***** RECORDS SUPPLIED *****
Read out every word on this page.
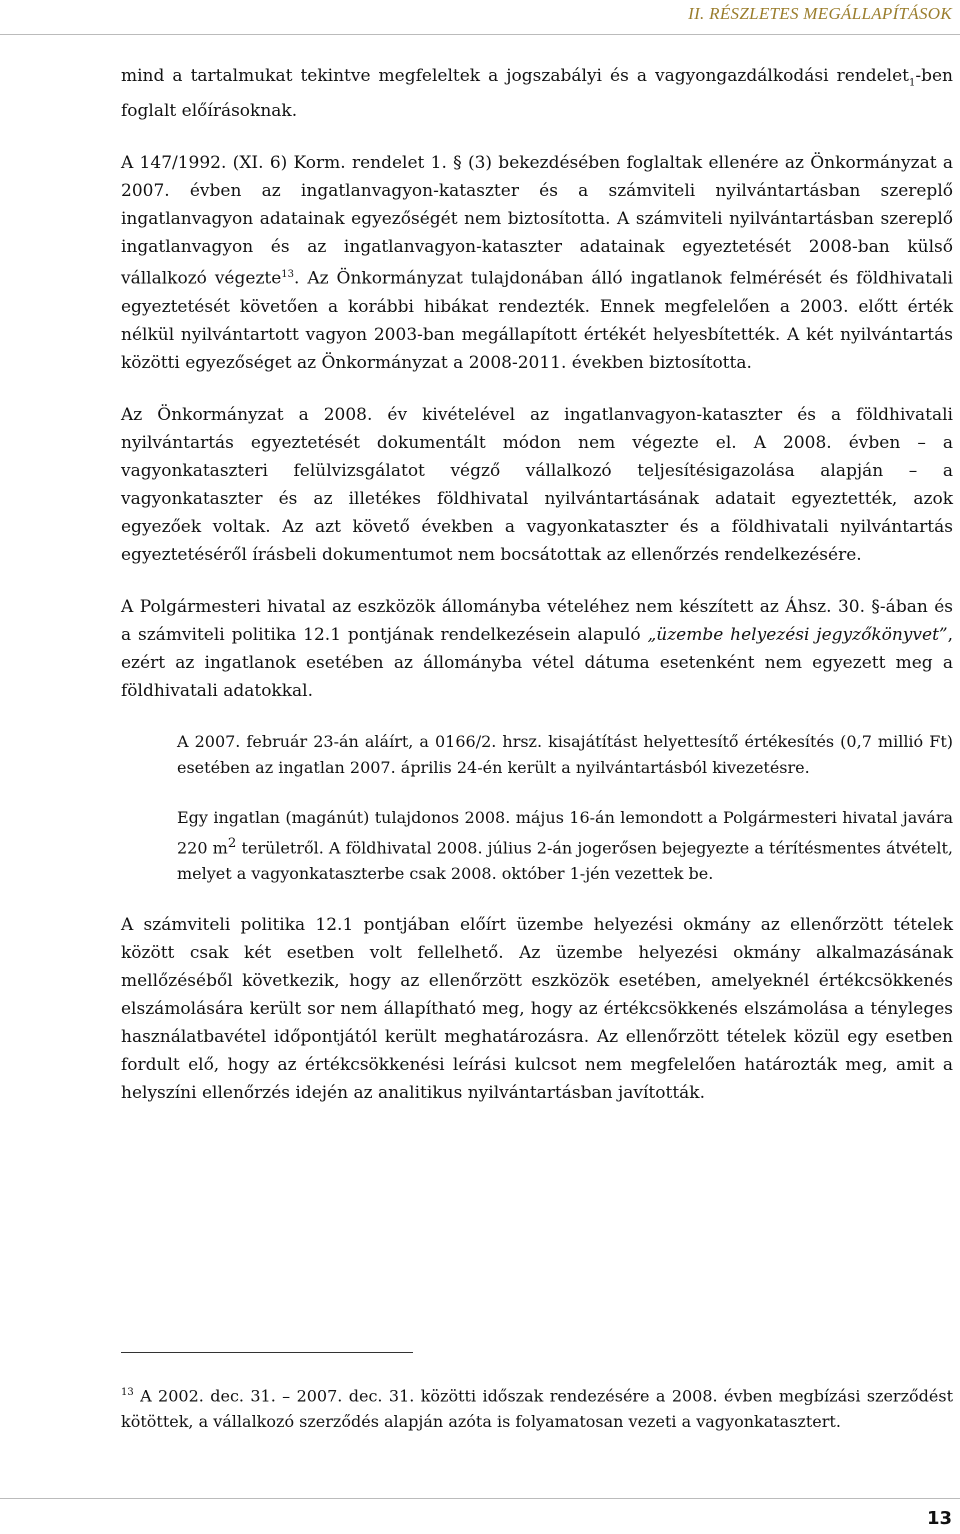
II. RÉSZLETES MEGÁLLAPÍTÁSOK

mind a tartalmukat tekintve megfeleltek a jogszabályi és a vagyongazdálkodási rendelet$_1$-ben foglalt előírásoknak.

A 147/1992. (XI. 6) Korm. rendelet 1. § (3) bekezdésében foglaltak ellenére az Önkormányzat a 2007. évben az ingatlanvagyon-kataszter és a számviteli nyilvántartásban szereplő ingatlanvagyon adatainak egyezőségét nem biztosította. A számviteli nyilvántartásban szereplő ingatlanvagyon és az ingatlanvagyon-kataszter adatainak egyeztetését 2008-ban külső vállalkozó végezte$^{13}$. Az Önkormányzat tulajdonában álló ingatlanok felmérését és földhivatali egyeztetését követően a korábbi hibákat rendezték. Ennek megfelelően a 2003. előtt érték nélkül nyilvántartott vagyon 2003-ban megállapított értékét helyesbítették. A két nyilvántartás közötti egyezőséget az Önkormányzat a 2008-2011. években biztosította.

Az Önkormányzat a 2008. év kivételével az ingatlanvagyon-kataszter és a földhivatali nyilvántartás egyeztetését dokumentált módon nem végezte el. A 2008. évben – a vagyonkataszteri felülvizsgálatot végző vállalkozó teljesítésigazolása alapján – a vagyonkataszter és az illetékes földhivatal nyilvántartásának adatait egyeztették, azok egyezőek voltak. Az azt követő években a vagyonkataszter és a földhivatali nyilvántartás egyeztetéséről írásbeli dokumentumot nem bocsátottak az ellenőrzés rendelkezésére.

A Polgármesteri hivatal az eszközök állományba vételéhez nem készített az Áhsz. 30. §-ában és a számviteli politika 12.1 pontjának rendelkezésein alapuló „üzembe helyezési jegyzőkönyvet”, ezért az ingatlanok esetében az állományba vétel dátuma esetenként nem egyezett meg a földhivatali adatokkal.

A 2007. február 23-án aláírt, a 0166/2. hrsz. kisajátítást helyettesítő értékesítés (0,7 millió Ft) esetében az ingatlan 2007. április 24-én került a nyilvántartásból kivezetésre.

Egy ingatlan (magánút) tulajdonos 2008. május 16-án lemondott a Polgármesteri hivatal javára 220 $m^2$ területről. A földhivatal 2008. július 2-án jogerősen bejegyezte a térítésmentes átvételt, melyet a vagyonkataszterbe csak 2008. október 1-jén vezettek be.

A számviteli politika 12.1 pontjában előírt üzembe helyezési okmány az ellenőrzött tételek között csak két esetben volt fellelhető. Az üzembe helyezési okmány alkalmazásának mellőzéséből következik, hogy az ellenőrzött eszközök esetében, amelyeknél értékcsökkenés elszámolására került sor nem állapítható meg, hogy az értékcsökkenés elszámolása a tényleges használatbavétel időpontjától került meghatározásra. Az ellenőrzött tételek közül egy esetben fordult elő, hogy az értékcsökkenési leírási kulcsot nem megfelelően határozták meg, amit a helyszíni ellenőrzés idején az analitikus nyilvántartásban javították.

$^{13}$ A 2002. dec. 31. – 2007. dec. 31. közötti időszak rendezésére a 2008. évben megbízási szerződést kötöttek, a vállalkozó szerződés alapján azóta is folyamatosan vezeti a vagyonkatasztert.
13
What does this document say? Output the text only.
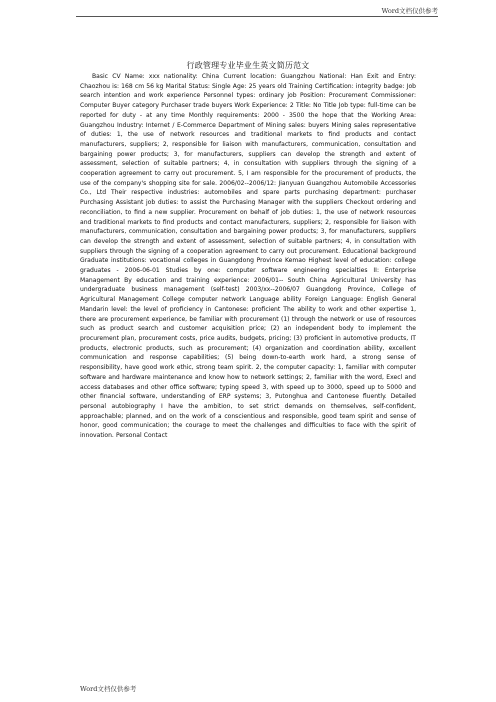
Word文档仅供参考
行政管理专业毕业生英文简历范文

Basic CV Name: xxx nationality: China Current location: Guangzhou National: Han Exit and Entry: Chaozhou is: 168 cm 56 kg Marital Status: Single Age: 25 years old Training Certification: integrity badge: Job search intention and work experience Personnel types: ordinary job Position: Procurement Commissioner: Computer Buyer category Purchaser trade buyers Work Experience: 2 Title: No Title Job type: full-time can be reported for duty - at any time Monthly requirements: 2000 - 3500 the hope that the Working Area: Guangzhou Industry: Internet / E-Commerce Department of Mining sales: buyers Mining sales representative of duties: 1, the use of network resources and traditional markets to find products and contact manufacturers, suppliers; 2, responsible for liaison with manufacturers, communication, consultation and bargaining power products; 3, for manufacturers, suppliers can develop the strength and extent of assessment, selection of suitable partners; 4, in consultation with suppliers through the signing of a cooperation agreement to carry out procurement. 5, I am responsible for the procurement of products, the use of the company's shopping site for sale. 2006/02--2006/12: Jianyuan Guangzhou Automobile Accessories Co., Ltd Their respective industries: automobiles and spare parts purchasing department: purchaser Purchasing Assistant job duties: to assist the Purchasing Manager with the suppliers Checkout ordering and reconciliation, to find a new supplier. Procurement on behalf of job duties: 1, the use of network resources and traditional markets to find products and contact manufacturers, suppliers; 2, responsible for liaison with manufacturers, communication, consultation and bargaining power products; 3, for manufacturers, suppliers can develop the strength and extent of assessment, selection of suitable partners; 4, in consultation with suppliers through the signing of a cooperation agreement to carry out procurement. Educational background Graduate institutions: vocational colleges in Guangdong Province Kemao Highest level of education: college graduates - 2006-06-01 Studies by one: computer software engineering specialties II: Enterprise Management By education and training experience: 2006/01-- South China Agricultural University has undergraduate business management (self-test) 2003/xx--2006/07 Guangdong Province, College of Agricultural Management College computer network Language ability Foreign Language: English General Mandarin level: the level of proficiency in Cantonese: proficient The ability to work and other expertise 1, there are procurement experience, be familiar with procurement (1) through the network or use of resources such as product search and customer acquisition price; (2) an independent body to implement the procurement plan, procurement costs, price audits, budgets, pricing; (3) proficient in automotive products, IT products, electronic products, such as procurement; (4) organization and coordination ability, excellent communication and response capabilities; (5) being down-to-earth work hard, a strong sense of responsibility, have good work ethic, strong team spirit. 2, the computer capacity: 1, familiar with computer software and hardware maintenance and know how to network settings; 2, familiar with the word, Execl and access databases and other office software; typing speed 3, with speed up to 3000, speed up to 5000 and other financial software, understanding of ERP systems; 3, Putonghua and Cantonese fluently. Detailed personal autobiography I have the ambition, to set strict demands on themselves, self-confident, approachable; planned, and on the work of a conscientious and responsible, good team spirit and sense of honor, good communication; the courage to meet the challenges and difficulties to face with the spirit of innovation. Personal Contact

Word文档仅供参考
*****
***** RECORDS SUPPLIED *****
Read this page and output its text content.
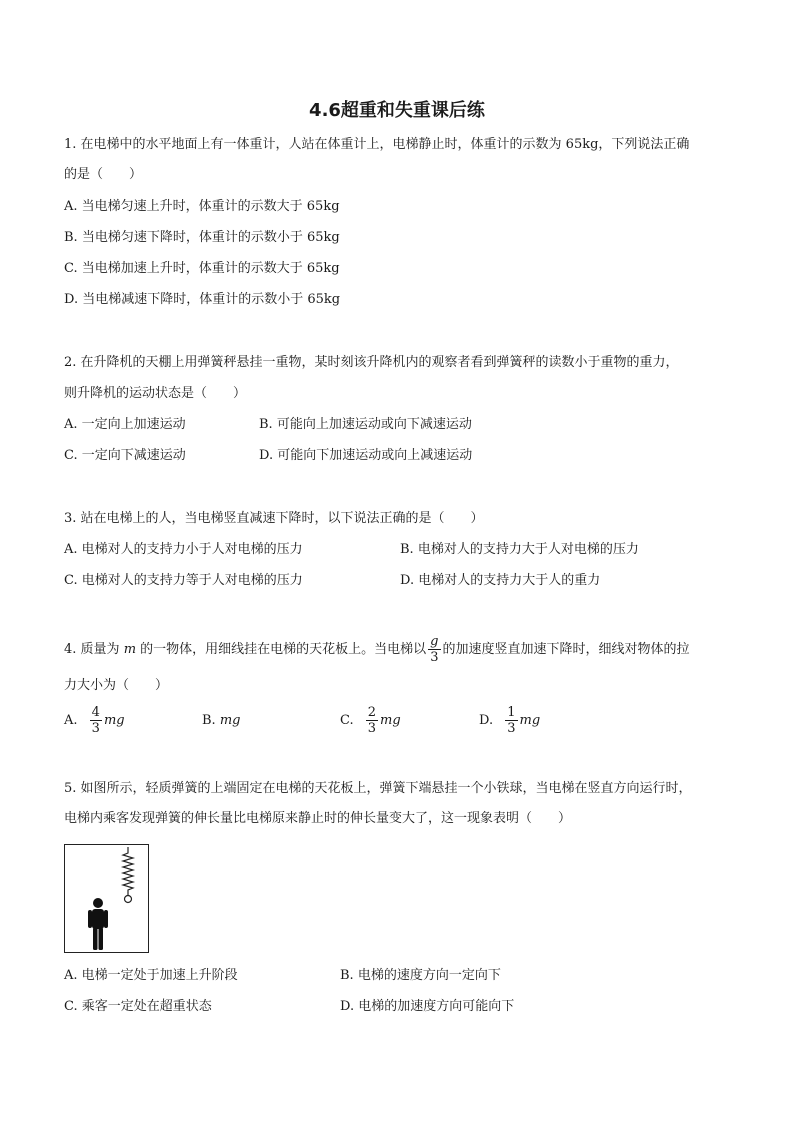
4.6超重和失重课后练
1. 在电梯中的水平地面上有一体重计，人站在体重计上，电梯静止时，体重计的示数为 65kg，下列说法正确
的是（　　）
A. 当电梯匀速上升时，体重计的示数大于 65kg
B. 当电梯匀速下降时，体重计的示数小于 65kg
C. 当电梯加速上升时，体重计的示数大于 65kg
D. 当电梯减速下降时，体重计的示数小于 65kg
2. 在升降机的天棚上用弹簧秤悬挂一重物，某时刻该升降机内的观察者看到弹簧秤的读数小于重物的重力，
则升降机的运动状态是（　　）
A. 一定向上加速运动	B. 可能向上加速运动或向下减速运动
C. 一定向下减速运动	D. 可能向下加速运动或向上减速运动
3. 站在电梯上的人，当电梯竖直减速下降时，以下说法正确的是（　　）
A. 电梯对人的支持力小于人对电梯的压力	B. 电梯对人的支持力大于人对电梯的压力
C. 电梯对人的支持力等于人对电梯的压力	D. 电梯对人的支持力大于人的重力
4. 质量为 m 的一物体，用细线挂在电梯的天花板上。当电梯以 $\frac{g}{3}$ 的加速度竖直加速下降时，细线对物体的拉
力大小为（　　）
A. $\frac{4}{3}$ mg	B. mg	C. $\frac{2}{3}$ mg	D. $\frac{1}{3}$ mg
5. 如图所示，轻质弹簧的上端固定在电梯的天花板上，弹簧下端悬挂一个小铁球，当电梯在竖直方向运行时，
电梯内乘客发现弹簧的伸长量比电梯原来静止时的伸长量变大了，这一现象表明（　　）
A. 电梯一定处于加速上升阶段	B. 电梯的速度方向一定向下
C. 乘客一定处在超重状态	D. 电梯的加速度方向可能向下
*****
Where a line of the entries contains the word "体重计的示数大于", copy that line.

* REPLY TO THE EXERCISE
A. 当电梯匀速上升时，体重计的示数大于 65kg
C. 当电梯加速上升时，体重计的示数大于 65kg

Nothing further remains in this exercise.